Quote the data below in full, minus the images.

::: GIVEN DATA

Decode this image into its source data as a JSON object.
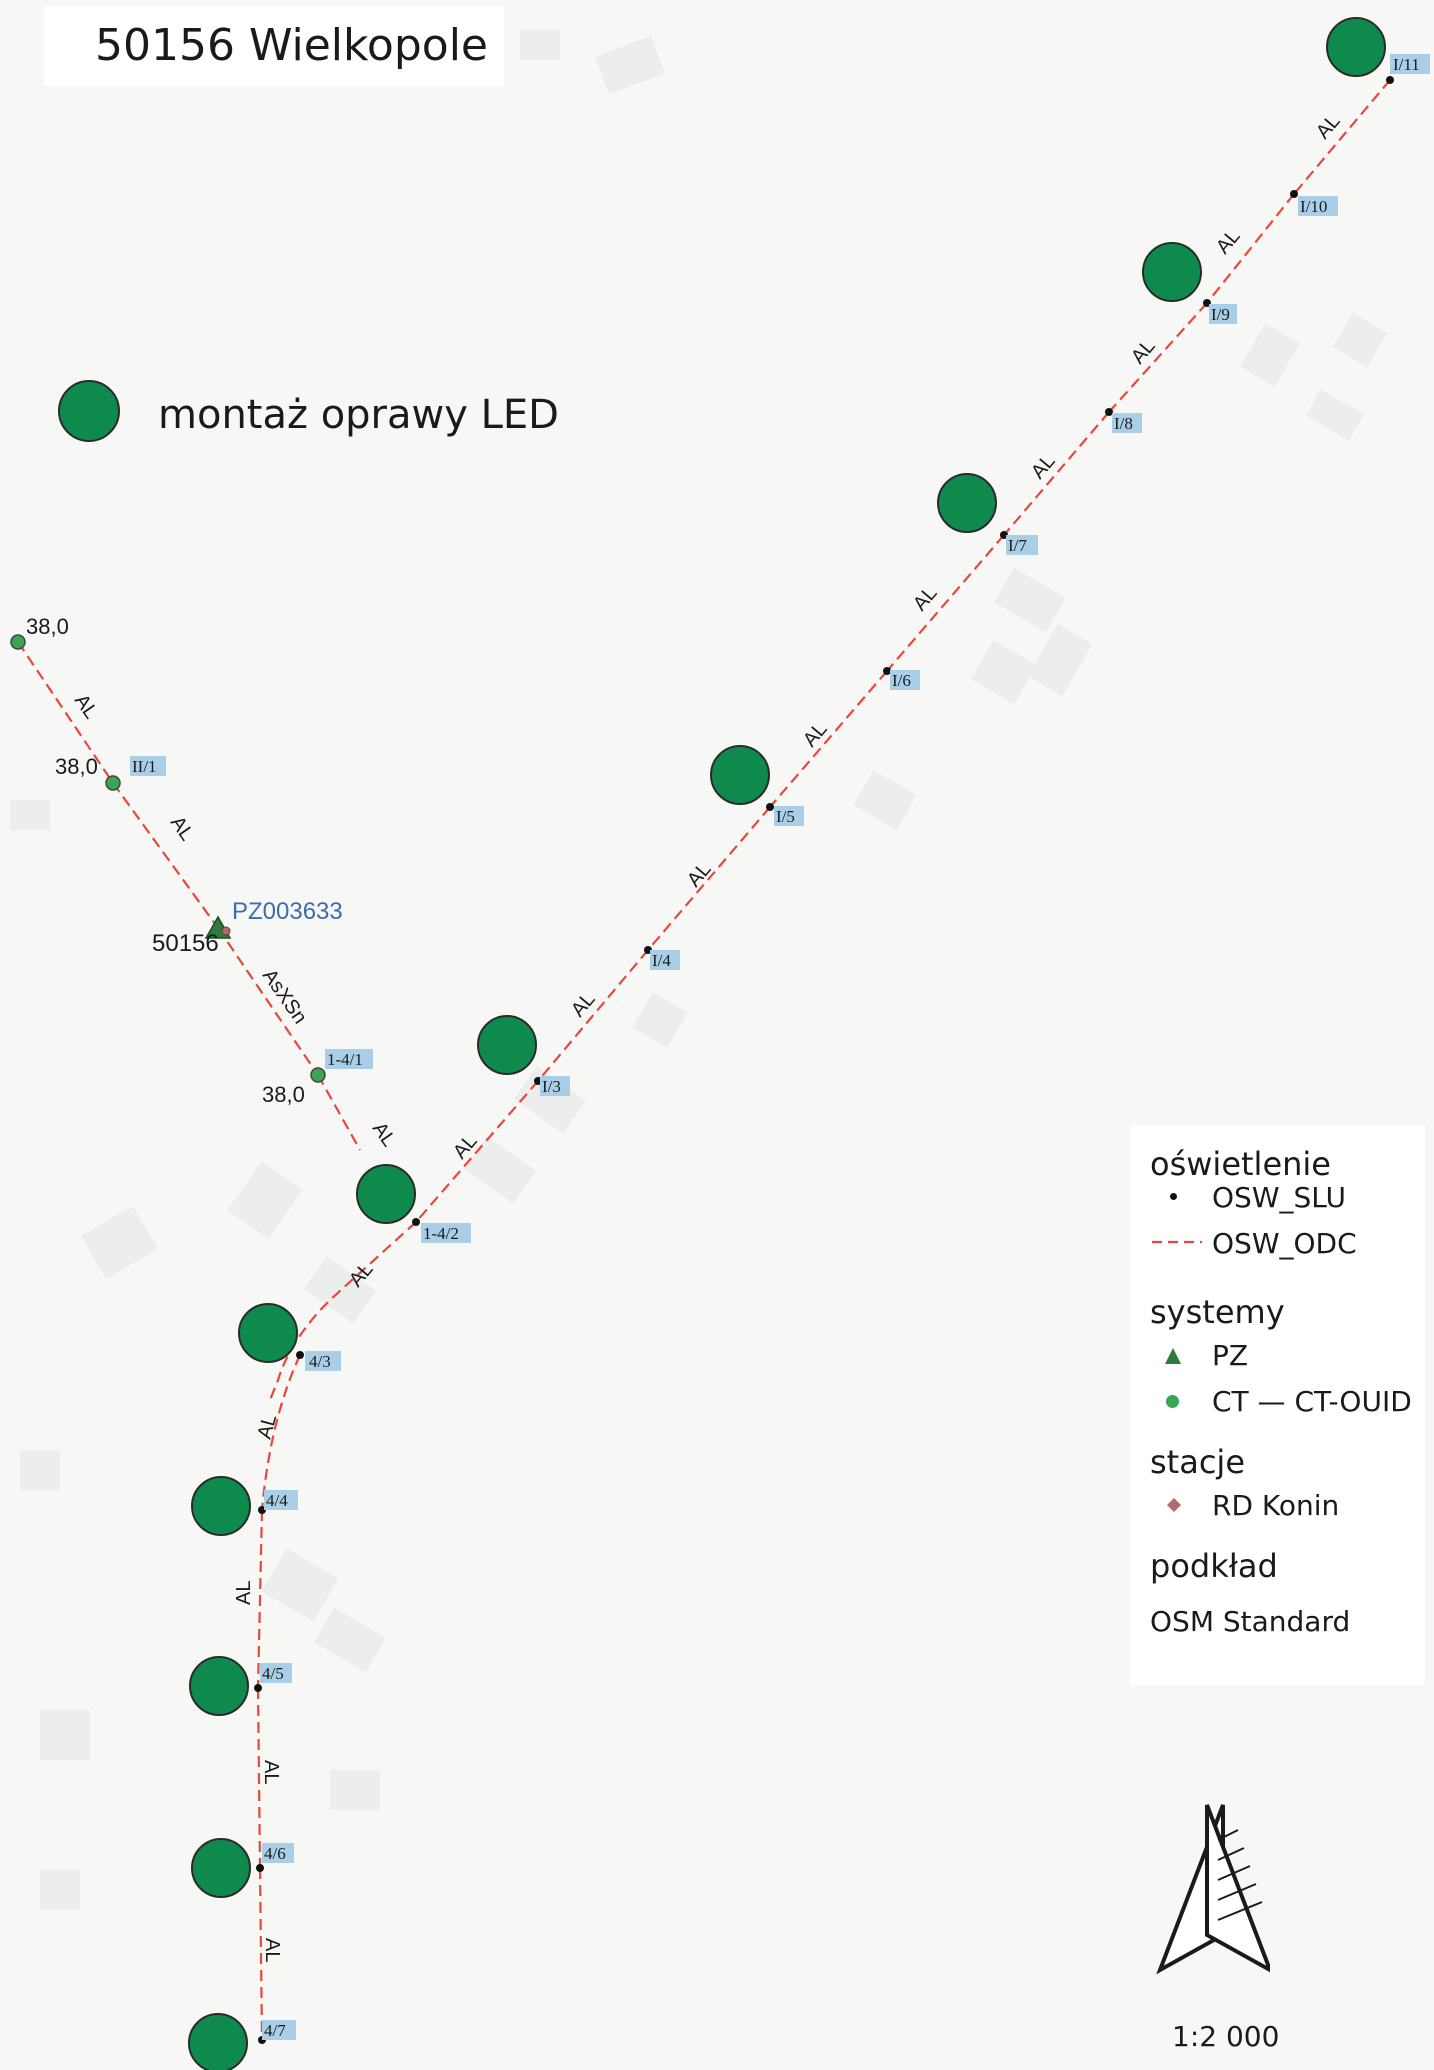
{
  "map": {
    "title": "50156 Wielkopole",
    "legend_main": "montaż oprawy LED",
    "station_pz": "PZ003633",
    "station_code": "50156",
    "scale": "1:2 000",
    "colors": {
      "lamp": "#0f8a4d",
      "line": "#e8473a",
      "pole": "#111111",
      "label_bg": "#a9cfe8",
      "pz": "#2f7a3c"
    },
    "lines": [
      {
        "label": "AL"
      },
      {
        "label": "AL"
      },
      {
        "label": "AL"
      },
      {
        "label": "AL"
      },
      {
        "label": "AL"
      },
      {
        "label": "AL"
      },
      {
        "label": "AL"
      },
      {
        "label": "AL"
      },
      {
        "label": "AL"
      },
      {
        "label": "AL"
      },
      {
        "label": "AL"
      },
      {
        "label": "AL"
      },
      {
        "label": "AL"
      },
      {
        "label": "AL"
      },
      {
        "label": "AsXSn"
      },
      {
        "label": "AL"
      }
    ],
    "pole_labels": [
      "I/11",
      "I/10",
      "I/9",
      "I/8",
      "I/7",
      "I/6",
      "I/5",
      "I/4",
      "I/3",
      "1-4/2",
      "4/3",
      "4/4",
      "4/5",
      "4/6",
      "4/7",
      "II/1",
      "1-4/1"
    ],
    "ct_values": [
      "38,0",
      "38,0",
      "38,0"
    ]
  },
  "legend": {
    "oswietlenie": "oświetlenie",
    "osw_slu": "OSW_SLU",
    "osw_odc": "OSW_ODC",
    "systemy": "systemy",
    "pz": "PZ",
    "ct": "CT — CT-OUID",
    "stacje": "stacje",
    "rd": "RD Konin",
    "podklad": "podkład",
    "osm": "OSM Standard"
  }
}
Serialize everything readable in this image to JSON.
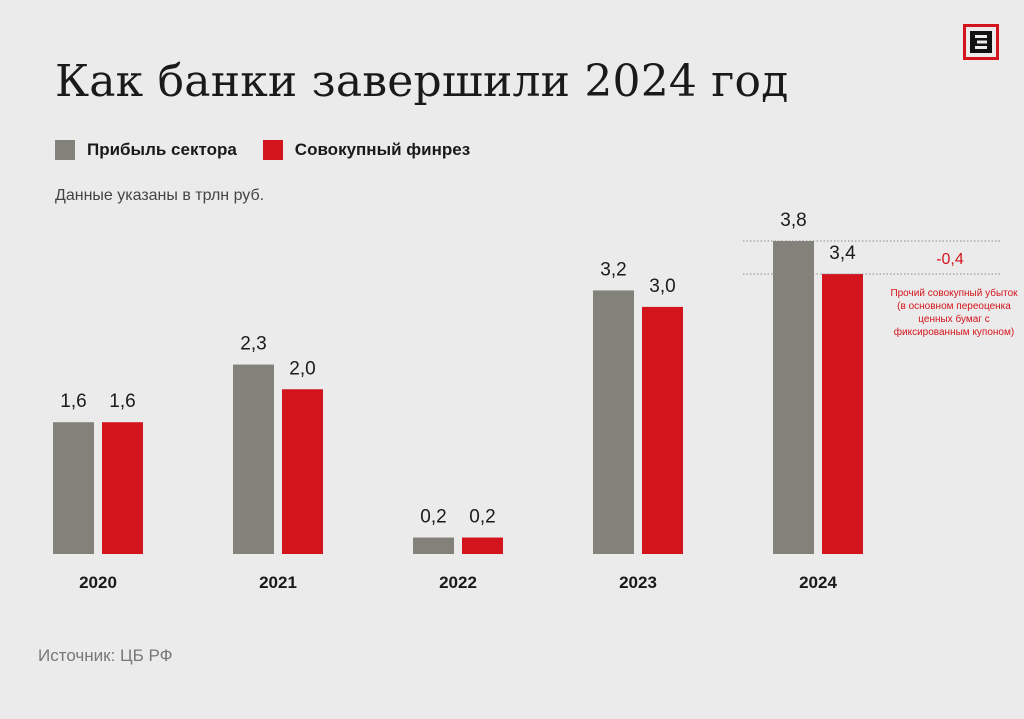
{
  "title": "Как банки завершили 2024 год",
  "subtitle": "Данные указаны в трлн руб.",
  "source": "Источник: ЦБ РФ",
  "logo_icon": "publisher-logo-icon",
  "colors": {
    "profit": "#82817a",
    "total": "#d4141c",
    "background": "#ebebeb"
  },
  "legend": [
    {
      "label": "Прибыль сектора",
      "color": "#82817a"
    },
    {
      "label": "Совокупный финрез",
      "color": "#d4141c"
    }
  ],
  "chart_data": {
    "type": "bar",
    "categories": [
      "2020",
      "2021",
      "2022",
      "2023",
      "2024"
    ],
    "series": [
      {
        "name": "Прибыль сектора",
        "values": [
          1.6,
          2.3,
          0.2,
          3.2,
          3.8
        ],
        "labels": [
          "1,6",
          "2,3",
          "0,2",
          "3,2",
          "3,8"
        ]
      },
      {
        "name": "Совокупный финрез",
        "values": [
          1.6,
          2.0,
          0.2,
          3.0,
          3.4
        ],
        "labels": [
          "1,6",
          "2,0",
          "0,2",
          "3,0",
          "3,4"
        ]
      }
    ],
    "ylim": [
      0,
      3.8
    ],
    "grid": false,
    "legend_position": "top-left",
    "annotation": {
      "category": "2024",
      "value_label": "-0,4",
      "text": "Прочий совокупный убыток (в основном переоценка ценных бумаг с фиксированным купоном)"
    }
  }
}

::::::

EXERCISE OUTPUT
Decode this image into its source data as a JSON object.
{
  "map": {
    "title": "50156 Wielkopole",
    "legend_main": "montaż oprawy LED",
    "station_pz": "PZ003633",
    "station_code": "50156",
    "scale": "1:2 000",
    "colors": {
      "lamp": "#0f8a4d",
      "line": "#e8473a",
      "pole": "#111111",
      "label_bg": "#a9cfe8",
      "pz": "#2f7a3c"
    },
    "lines": [
      {
        "label": "AL"
      },
      {
        "label": "AL"
      },
      {
        "label": "AL"
      },
      {
        "label": "AL"
      },
      {
        "label": "AL"
      },
      {
        "label": "AL"
      },
      {
        "label": "AL"
      },
      {
        "label": "AL"
      },
      {
        "label": "AL"
      },
      {
        "label": "AL"
      },
      {
        "label": "AL"
      },
      {
        "label": "AL"
      },
      {
        "label": "AL"
      },
      {
        "label": "AL"
      },
      {
        "label": "AsXSn"
      },
      {
        "label": "AL"
      }
    ],
    "pole_labels": [
      "I/11",
      "I/10",
      "I/9",
      "I/8",
      "I/7",
      "I/6",
      "I/5",
      "I/4",
      "I/3",
      "1-4/2",
      "4/3",
      "4/4",
      "4/5",
      "4/6",
      "4/7",
      "II/1",
      "1-4/1"
    ],
    "ct_values": [
      "38,0",
      "38,0",
      "38,0"
    ]
  },
  "legend": {
    "oswietlenie": "oświetlenie",
    "osw_slu": "OSW_SLU",
    "osw_odc": "OSW_ODC",
    "systemy": "systemy",
    "pz": "PZ",
    "ct": "CT — CT-OUID",
    "stacje": "stacje",
    "rd": "RD Konin",
    "podklad": "podkład",
    "osm": "OSM Standard"
  }
}
Serialize everything readable in this image to JSON.
{
  "title": "Как банки завершили 2024 год",
  "subtitle": "Данные указаны в трлн руб.",
  "source": "Источник: ЦБ РФ",
  "logo_icon": "publisher-logo-icon",
  "colors": {
    "profit": "#82817a",
    "total": "#d4141c",
    "background": "#ebebeb"
  },
  "legend": [
    {
      "label": "Прибыль сектора",
      "color": "#82817a"
    },
    {
      "label": "Совокупный финрез",
      "color": "#d4141c"
    }
  ],
  "chart_data": {
    "type": "bar",
    "categories": [
      "2020",
      "2021",
      "2022",
      "2023",
      "2024"
    ],
    "series": [
      {
        "name": "Прибыль сектора",
        "values": [
          1.6,
          2.3,
          0.2,
          3.2,
          3.8
        ],
        "labels": [
          "1,6",
          "2,3",
          "0,2",
          "3,2",
          "3,8"
        ]
      },
      {
        "name": "Совокупный финрез",
        "values": [
          1.6,
          2.0,
          0.2,
          3.0,
          3.4
        ],
        "labels": [
          "1,6",
          "2,0",
          "0,2",
          "3,0",
          "3,4"
        ]
      }
    ],
    "ylim": [
      0,
      3.8
    ],
    "grid": false,
    "legend_position": "top-left",
    "annotation": {
      "category": "2024",
      "value_label": "-0,4",
      "text": "Прочий совокупный убыток (в основном переоценка ценных бумаг с фиксированным купоном)"
    }
  }
}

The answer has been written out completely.